_EXTRAIT CHOISI_:
Santé publique France a rendu public, en ce début de juillet 2026, un bilan qui couvre dix années de suivi. Ce panorama de la santé périnatale, entre 2012 et 2024, dessine des évolutions contrastées. Certains indicateurs progressent, d’autres reculent nettement. L’agence sanitaire y examine toute la période qui entoure la naissance, de la grossesse aux premières semaines de vie de l’enfant, ainsi que la santé des mères.
Le constat le plus préoccupant concerne la mortalité infantile. En 2024, la France a enregistré 4,08 décès pour 1 000 naissances vivantes, un chiffre qui augmente d’environ 1 % par an depuis 2014. Le pays se classe désormais au vingt et unième rang sur vingt-sept au sein de l’Union européenne. Cette hausse tient surtout à la mortalité néonatale, c’est-à-dire aux décès survenant durant les vingt-huit premiers jours. Concrètement, plus de la moitié de ces décès sont liés à des complications de la période périnatale et près d’un sur cinq à une anomalie congénitale. À l’inverse, la mortalité plus tardive reste stable.
La prématurité offre une image plus nuancée. Sa fréquence globale a légèrement diminué, passant de 7,3 % des naissances en 2012 à 6,7 % en 2024. En revanche, la grande prématurité, la plus lourde de conséquences pour l’enfant, a progressé de 0,31 % à 0,43 % sur la même période. Par ailleurs, les anomalies congénitales touchent 3,5 % des naissances, une proportion supérieure à la moyenne européenne.

_Données d'analyse de mise en page de documents_:
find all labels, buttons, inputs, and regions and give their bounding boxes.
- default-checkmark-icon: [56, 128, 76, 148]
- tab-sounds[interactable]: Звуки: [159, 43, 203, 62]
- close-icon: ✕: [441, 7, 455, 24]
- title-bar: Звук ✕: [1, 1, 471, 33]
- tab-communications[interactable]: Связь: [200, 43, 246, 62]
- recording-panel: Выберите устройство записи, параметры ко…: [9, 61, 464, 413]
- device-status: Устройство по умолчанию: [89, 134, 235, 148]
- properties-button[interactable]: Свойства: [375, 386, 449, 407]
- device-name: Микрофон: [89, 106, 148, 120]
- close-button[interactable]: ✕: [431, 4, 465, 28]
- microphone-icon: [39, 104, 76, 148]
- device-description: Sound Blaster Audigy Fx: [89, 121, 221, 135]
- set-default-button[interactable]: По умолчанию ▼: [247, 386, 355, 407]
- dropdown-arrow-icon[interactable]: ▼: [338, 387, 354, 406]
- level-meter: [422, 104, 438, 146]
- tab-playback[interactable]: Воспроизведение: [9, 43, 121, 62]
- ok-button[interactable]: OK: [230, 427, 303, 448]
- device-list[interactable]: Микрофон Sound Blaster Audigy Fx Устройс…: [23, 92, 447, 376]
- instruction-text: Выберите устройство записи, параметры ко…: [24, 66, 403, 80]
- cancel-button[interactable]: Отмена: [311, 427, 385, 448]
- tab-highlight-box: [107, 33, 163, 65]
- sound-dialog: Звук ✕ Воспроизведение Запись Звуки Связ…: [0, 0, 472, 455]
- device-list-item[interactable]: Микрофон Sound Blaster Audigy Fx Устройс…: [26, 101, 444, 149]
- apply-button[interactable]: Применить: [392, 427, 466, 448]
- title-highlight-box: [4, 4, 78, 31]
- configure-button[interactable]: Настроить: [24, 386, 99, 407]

_CONSIGNES_:
• a. Selon l'extrait sur la santé périnatale, à quel rang la France se situe-t-elle désormais au sein de l'Union européenne pour la mortalité infantile ?
• b. Prolongez l'extrait sur la santé périnatale à partir de sa dernière phrase.
Les items constituent un matériel distinct de l'extrait.

_CORRIGÉ_:
• a. Au vingt et unième rang sur vingt-sept.

• b.
La santé des femmes avant et pendant la grossesse explique une partie de ces tendances. L’âge moyen des mères atteint désormais 31,1 ans, et une sur quatre a plus de 35 ans au moment de l’accouchement. Le surpoids ou l’obésité concernent près de 38 % des futures mères. Surtout, le diabète gestationnel a doublé en dix ans, touchant 15 % des grossesses en 2024 contre 7,5 % en 2012. Ce trouble, qui apparaît pendant la grossesse, expose la mère et l’enfant à un accouchement plus compliqué et à des risques accrus. Les troubles liés à l’hypertension concernent quant à eux 5,5 % des femmes enceintes. Or ces facteurs augmentent les risques pour la mère comme pour l’enfant.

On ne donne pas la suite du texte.